▶ **Description of the task**: Pull every "Title" line out of the data below.

Dataset records

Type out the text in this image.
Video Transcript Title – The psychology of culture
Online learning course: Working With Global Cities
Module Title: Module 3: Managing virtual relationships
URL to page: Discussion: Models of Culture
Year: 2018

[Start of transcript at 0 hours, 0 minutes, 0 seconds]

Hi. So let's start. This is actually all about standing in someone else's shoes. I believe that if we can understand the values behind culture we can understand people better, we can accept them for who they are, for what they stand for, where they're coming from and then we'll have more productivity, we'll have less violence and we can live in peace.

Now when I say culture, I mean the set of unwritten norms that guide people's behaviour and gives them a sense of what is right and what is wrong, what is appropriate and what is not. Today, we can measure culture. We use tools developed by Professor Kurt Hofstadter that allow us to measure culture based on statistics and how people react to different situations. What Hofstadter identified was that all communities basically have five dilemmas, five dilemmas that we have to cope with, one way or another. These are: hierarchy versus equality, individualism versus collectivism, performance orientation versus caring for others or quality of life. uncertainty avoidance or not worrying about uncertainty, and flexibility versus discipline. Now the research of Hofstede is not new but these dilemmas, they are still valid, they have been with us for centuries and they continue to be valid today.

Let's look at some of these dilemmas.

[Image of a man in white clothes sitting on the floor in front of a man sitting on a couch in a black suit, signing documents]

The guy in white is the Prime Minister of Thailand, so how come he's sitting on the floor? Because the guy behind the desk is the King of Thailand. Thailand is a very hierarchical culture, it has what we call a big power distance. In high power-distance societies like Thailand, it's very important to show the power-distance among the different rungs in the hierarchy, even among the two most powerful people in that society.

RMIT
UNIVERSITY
==
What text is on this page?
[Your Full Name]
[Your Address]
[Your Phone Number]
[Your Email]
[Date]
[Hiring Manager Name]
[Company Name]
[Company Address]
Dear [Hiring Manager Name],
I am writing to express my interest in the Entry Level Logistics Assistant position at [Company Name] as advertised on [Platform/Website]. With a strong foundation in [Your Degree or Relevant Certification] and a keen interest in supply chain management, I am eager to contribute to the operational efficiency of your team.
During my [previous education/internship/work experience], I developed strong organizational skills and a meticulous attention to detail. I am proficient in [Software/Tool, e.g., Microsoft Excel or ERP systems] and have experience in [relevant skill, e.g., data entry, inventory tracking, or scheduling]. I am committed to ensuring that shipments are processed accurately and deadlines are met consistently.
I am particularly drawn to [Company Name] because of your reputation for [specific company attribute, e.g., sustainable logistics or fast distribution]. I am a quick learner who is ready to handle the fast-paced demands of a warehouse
--
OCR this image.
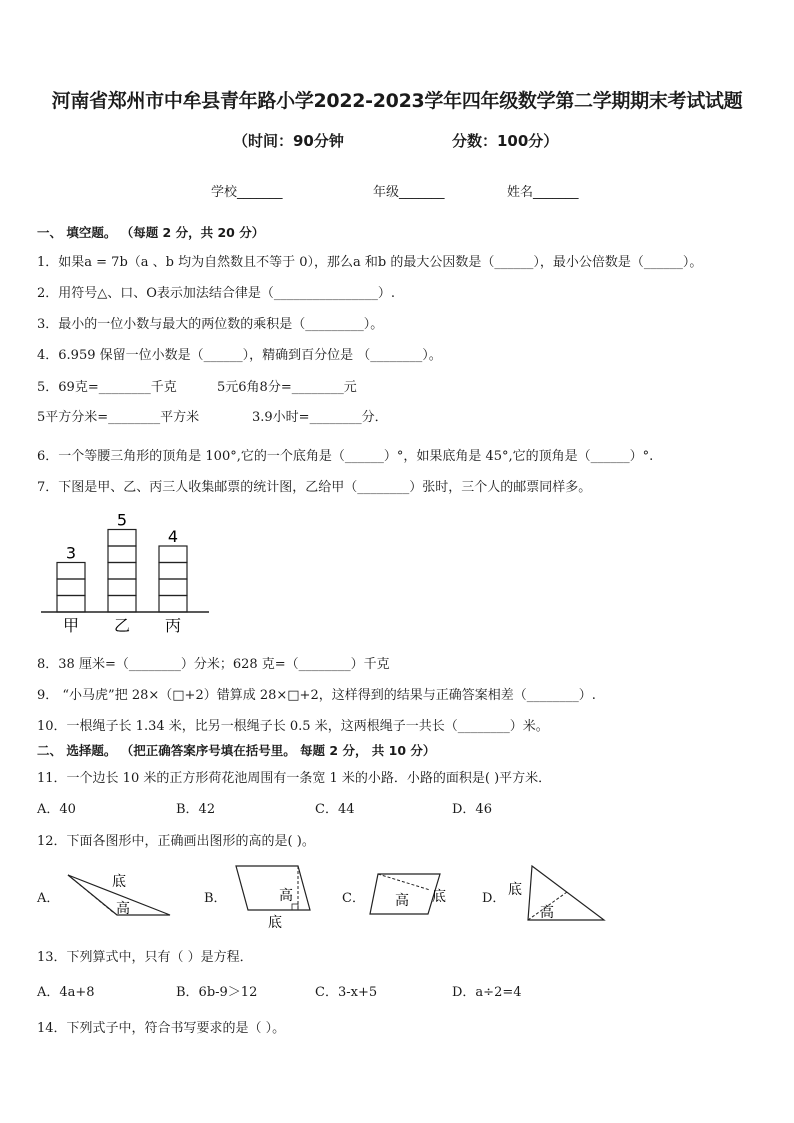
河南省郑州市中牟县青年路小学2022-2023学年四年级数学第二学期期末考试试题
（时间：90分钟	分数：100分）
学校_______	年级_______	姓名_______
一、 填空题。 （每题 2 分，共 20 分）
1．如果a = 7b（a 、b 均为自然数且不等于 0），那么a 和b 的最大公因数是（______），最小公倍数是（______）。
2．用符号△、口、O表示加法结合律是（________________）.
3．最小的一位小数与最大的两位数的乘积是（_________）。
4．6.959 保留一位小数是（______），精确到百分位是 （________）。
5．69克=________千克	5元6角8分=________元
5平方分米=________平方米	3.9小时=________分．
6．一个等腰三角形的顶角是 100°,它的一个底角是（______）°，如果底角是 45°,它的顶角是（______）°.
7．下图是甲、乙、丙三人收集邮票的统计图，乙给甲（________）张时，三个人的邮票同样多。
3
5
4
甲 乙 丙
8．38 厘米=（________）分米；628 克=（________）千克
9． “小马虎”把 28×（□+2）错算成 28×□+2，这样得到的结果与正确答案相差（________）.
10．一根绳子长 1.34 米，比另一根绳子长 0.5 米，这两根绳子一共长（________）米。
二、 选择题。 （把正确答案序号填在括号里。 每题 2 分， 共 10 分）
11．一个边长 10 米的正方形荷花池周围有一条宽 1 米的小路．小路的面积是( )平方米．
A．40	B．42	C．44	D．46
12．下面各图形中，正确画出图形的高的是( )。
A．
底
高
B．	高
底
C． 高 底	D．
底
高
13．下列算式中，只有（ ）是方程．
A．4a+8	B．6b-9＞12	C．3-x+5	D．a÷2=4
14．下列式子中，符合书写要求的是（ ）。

▶ **Final result**:
Video Transcript Title – The psychology of culture
Module Title: Module 3: Managing virtual relationships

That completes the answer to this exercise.